**Task description**.
Every line must be returned precisely as it is written.

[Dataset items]
┌──

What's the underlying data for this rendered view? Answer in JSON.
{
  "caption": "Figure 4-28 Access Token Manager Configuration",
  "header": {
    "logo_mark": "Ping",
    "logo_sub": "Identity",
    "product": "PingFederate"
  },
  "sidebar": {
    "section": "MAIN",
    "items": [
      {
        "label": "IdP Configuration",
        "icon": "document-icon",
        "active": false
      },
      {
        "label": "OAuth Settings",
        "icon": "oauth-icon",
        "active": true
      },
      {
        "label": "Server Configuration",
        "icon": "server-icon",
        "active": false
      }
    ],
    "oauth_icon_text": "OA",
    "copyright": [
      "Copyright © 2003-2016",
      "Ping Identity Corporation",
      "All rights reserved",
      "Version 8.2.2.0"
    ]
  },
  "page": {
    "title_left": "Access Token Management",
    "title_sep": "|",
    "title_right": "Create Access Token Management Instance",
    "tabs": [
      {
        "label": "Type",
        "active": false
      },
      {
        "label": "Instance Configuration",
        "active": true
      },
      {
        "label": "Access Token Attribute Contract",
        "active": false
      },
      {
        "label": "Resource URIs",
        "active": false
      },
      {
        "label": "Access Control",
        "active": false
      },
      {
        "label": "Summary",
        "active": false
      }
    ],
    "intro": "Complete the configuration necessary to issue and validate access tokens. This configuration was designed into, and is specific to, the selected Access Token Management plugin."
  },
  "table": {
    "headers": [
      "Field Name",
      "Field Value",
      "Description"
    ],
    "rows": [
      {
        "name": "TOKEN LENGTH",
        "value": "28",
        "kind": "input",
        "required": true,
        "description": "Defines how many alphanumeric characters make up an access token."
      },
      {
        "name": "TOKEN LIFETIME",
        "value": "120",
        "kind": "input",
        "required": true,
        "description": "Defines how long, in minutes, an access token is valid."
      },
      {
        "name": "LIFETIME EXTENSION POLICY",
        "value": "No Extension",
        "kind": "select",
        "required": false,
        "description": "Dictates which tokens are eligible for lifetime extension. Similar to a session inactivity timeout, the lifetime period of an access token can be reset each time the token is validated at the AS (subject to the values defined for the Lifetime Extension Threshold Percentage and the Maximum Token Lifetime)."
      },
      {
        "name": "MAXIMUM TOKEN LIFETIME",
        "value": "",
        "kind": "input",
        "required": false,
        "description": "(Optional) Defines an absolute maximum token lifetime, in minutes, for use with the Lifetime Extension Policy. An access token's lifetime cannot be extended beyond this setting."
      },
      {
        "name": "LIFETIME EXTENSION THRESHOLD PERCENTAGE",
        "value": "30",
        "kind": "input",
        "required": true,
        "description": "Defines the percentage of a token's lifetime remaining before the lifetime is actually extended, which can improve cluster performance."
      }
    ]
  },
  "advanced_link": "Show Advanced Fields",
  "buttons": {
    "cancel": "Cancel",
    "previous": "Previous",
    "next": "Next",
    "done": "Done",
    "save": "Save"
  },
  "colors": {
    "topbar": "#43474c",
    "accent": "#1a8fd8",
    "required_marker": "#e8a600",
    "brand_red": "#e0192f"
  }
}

└──

**Task response**.
What's the underlying data for this rendered view? Answer in JSON.
{
  "caption": "Figure 4-28 Access Token Manager Configuration",
  "header": {
    "logo_mark": "Ping",
    "logo_sub": "Identity",
    "product": "PingFederate"
  },
  "sidebar": {
    "section": "MAIN",
    "items": [
      {
        "label": "IdP Configuration",
        "icon": "document-icon",
        "active": false
      },
      {
        "label": "OAuth Settings",
        "icon": "oauth-icon",
        "active": true
      },
      {
        "label": "Server Configuration",
        "icon": "server-icon",
        "active": false
      }
    ],
    "oauth_icon_text": "OA",
    "copyright": [
      "Copyright © 2003-2016",
      "Ping Identity Corporation",
      "All rights reserved",
      "Version 8.2.2.0"
    ]
  },
  "page": {
    "title_left": "Access Token Management",
    "title_sep": "|",
    "title_right": "Create Access Token Management Instance",
    "tabs": [
      {
        "label": "Type",
        "active": false
      },
      {
        "label": "Instance Configuration",
        "active": true
      },
      {
        "label": "Access Token Attribute Contract",
        "active": false
      },
      {
        "label": "Resource URIs",
        "active": false
      },
      {
        "label": "Access Control",
        "active": false
      },
      {
        "label": "Summary",
        "active": false
      }
    ],
    "intro": "Complete the configuration necessary to issue and validate access tokens. This configuration was designed into, and is specific to, the selected Access Token Management plugin."
  },
  "table": {
    "headers": [
      "Field Name",
      "Field Value",
      "Description"
    ],
    "rows": [
      {
        "name": "TOKEN LENGTH",
        "value": "28",
        "kind": "input",
        "required": true,
        "description": "Defines how many alphanumeric characters make up an access token."
      },
      {
        "name": "TOKEN LIFETIME",
        "value": "120",
        "kind": "input",
        "required": true,
        "description": "Defines how long, in minutes, an access token is valid."
      },
      {
        "name": "LIFETIME EXTENSION POLICY",
        "value": "No Extension",
        "kind": "select",
        "required": false,
        "description": "Dictates which tokens are eligible for lifetime extension. Similar to a session inactivity timeout, the lifetime period of an access token can be reset each time the token is validated at the AS (subject to the values defined for the Lifetime Extension Threshold Percentage and the Maximum Token Lifetime)."
      },
      {
        "name": "MAXIMUM TOKEN LIFETIME",
        "value": "",
        "kind": "input",
        "required": false,
        "description": "(Optional) Defines an absolute maximum token lifetime, in minutes, for use with the Lifetime Extension Policy. An access token's lifetime cannot be extended beyond this setting."
      },
      {
        "name": "LIFETIME EXTENSION THRESHOLD PERCENTAGE",
        "value": "30",
        "kind": "input",
        "required": true,
        "description": "Defines the percentage of a token's lifetime remaining before the lifetime is actually extended, which can improve cluster performance."
      }
    ]
  },
  "advanced_link": "Show Advanced Fields",
  "buttons": {
    "cancel": "Cancel",
    "previous": "Previous",
    "next": "Next",
    "done": "Done",
    "save": "Save"
  },
  "colors": {
    "topbar": "#43474c",
    "accent": "#1a8fd8",
    "required_marker": "#e8a600",
    "brand_red": "#e0192f"
  }
}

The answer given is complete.